# Material start
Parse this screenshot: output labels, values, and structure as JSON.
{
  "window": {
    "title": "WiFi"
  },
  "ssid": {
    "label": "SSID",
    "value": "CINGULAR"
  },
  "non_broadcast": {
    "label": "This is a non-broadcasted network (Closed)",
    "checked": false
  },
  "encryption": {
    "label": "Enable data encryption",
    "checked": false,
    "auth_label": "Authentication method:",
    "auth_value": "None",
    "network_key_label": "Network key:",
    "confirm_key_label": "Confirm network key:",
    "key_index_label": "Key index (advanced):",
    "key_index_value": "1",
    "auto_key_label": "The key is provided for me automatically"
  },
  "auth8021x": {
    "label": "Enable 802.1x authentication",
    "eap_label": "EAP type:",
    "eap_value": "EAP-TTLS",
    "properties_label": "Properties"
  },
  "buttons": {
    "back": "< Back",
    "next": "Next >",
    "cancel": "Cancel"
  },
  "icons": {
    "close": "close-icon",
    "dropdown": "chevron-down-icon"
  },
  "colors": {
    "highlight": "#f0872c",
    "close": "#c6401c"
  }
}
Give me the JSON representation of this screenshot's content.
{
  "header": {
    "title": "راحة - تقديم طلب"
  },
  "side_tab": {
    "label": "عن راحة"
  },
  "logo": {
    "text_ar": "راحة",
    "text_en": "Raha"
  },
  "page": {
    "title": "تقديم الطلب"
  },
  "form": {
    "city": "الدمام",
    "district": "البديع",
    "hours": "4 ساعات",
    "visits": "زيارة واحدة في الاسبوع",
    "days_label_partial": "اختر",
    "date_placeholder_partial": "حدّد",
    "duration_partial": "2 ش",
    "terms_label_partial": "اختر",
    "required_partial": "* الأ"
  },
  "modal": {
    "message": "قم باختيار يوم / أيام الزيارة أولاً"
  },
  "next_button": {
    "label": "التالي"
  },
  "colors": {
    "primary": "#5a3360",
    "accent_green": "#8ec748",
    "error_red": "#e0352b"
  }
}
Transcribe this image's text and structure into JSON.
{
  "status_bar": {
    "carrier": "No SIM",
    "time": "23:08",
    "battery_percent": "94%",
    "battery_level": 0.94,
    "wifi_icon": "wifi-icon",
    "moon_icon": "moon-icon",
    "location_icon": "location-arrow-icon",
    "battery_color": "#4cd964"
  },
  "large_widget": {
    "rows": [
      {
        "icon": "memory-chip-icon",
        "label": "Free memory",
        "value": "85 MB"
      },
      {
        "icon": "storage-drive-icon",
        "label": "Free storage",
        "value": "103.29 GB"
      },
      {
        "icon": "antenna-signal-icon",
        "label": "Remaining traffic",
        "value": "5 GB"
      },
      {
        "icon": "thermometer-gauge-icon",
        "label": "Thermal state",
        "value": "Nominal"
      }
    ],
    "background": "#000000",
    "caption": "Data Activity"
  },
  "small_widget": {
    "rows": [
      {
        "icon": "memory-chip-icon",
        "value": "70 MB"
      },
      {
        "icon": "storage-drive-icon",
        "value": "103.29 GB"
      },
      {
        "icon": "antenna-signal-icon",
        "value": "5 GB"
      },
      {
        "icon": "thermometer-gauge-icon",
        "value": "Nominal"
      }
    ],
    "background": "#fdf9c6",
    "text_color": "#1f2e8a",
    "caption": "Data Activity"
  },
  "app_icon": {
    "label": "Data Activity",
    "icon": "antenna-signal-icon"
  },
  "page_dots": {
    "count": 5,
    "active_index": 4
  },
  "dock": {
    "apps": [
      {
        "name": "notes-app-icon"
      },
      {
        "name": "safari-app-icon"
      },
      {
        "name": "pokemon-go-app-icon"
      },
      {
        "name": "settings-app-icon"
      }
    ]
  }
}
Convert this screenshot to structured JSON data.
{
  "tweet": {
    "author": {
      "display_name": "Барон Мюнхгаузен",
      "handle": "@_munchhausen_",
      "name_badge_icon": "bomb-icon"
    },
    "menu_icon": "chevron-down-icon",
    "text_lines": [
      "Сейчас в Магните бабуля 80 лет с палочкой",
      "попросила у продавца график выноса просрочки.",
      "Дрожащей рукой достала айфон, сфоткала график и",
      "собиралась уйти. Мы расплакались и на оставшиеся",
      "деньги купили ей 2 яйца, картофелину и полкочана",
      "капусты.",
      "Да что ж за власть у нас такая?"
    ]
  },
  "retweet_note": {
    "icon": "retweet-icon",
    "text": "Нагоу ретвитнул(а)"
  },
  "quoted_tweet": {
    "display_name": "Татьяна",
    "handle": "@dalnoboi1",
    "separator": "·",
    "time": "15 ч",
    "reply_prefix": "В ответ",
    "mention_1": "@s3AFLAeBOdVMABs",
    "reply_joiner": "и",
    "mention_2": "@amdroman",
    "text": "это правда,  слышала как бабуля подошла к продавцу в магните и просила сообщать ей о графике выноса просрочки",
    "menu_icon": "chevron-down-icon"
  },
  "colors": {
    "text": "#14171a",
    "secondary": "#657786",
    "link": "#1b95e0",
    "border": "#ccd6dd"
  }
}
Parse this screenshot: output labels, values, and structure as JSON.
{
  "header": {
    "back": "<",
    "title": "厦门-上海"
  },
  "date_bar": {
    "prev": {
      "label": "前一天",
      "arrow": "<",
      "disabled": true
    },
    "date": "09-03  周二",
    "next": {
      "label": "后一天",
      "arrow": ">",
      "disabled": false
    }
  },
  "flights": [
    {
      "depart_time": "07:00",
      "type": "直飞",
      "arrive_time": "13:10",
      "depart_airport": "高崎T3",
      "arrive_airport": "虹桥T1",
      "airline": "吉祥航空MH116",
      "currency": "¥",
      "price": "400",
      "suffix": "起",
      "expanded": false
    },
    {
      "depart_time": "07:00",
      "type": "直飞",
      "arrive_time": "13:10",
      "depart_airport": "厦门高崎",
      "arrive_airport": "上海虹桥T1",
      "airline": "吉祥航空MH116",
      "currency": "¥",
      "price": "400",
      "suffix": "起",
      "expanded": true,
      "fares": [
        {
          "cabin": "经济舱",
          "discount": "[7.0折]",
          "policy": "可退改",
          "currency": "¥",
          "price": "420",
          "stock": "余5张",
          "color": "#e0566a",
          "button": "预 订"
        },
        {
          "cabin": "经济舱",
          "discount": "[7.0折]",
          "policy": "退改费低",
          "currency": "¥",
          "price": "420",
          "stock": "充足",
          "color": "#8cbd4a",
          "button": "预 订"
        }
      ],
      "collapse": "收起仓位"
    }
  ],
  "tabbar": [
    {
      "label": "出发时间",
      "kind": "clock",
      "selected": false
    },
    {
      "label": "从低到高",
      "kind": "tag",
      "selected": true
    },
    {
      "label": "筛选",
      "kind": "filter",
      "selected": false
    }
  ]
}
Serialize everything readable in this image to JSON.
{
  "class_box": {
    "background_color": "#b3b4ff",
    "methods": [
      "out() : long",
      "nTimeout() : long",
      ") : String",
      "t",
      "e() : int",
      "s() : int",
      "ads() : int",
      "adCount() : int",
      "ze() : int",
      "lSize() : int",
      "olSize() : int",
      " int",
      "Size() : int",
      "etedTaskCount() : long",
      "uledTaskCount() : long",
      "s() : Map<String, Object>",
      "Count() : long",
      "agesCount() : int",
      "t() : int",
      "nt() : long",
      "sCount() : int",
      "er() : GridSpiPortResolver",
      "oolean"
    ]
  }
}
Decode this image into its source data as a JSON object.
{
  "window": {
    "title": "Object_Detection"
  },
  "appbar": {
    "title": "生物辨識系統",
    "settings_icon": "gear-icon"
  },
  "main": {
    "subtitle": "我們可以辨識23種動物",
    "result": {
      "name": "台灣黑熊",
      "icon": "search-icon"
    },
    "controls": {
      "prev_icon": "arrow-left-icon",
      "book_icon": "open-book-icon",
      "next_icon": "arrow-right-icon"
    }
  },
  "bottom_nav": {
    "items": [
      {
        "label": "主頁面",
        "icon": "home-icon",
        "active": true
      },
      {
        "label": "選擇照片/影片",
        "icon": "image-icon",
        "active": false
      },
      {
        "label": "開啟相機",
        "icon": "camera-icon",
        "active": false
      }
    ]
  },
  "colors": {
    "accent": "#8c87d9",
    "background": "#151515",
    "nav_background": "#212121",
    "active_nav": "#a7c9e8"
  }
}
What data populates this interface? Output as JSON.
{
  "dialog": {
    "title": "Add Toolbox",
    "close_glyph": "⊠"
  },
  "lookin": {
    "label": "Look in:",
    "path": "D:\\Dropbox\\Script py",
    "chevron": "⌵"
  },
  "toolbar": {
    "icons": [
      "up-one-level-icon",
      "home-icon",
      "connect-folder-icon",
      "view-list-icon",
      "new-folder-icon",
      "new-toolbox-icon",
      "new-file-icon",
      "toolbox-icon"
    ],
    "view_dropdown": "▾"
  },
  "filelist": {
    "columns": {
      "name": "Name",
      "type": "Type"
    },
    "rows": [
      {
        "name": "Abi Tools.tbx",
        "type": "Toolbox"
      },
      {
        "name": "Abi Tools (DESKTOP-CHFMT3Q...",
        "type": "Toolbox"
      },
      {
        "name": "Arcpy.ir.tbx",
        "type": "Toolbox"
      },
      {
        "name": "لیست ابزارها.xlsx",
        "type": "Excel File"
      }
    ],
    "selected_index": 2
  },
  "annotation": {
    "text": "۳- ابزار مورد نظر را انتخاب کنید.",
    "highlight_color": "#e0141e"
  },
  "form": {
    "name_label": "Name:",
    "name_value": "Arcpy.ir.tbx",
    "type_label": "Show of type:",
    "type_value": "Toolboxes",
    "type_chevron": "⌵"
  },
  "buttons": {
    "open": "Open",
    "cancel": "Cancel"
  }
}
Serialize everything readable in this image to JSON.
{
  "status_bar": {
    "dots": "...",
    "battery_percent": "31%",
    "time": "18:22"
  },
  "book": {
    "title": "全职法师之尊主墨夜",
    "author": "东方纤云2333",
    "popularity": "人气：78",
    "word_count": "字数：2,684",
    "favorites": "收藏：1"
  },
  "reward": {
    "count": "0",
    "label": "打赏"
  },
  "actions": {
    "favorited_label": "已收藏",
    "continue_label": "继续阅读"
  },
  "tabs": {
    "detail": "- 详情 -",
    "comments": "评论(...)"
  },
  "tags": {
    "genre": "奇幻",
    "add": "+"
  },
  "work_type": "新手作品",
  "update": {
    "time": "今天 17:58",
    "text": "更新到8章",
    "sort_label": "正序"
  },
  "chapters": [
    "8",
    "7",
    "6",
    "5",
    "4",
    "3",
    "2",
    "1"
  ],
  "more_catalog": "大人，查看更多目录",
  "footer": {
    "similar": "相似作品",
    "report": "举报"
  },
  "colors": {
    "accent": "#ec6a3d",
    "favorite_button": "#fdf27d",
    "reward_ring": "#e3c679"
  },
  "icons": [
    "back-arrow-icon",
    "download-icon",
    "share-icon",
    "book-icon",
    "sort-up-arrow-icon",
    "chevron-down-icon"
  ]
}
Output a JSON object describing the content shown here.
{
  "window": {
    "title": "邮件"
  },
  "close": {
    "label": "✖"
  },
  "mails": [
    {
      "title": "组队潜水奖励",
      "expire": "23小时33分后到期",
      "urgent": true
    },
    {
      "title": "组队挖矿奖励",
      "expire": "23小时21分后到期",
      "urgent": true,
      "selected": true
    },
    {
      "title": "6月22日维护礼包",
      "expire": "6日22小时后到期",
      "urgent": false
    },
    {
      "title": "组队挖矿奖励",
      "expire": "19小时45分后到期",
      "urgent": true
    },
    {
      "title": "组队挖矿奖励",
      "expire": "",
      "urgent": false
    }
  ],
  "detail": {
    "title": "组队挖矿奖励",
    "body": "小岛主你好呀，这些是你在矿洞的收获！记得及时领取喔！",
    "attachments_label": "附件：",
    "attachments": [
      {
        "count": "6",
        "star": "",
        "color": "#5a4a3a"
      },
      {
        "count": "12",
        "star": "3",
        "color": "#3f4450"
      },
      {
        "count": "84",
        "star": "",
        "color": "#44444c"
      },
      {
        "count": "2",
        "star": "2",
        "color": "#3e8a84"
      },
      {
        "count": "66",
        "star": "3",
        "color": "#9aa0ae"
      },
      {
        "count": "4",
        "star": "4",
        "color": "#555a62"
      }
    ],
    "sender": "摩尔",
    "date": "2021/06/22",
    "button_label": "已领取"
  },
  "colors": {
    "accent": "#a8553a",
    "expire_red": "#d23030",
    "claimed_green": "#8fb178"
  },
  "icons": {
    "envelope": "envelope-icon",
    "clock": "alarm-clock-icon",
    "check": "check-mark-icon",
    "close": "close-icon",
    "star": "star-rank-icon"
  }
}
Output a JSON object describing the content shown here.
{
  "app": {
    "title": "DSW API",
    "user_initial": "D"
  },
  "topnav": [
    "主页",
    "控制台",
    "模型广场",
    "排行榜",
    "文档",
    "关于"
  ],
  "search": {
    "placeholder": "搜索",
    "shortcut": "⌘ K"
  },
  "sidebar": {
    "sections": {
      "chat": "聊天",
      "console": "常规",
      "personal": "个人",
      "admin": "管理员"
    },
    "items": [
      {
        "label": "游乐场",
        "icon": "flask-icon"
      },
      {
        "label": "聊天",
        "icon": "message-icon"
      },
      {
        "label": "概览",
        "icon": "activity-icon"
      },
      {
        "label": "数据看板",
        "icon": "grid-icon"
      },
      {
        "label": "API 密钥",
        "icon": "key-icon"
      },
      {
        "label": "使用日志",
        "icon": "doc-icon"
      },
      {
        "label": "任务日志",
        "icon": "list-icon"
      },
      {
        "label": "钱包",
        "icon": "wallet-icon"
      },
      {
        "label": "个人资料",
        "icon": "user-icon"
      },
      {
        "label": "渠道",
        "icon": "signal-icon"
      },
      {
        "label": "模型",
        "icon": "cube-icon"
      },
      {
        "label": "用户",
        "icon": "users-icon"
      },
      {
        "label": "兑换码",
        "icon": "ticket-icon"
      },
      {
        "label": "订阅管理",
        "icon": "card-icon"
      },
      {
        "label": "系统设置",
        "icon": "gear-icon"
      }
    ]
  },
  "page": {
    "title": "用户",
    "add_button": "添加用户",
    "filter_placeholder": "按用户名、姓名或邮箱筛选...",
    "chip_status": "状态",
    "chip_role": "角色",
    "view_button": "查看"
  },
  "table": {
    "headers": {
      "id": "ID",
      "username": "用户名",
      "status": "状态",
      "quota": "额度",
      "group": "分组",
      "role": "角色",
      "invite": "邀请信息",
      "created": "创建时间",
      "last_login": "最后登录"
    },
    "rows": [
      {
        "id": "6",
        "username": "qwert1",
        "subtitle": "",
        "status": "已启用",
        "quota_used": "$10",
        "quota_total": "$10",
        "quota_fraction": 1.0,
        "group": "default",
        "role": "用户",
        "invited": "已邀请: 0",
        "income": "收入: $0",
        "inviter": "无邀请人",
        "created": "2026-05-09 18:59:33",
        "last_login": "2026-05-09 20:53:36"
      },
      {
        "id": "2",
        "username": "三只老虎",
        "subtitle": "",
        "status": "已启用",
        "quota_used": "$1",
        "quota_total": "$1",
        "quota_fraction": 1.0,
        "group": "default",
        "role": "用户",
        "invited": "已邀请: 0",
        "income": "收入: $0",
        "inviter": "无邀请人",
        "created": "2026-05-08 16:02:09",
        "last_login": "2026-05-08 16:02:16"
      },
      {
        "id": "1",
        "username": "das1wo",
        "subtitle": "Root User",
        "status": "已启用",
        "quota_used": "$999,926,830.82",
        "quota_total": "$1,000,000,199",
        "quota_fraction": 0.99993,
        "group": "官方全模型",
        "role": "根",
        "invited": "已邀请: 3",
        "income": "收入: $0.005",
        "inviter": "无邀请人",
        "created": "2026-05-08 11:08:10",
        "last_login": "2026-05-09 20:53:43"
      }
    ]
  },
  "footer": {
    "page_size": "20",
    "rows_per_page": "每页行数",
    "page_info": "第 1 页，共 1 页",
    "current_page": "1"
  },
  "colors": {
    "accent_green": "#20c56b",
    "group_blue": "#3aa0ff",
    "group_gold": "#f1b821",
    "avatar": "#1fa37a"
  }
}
# Material end
(Problem to solve)
Reply with one number only: how many lines of the listing hold "username"?

(Answer to this exercise)
4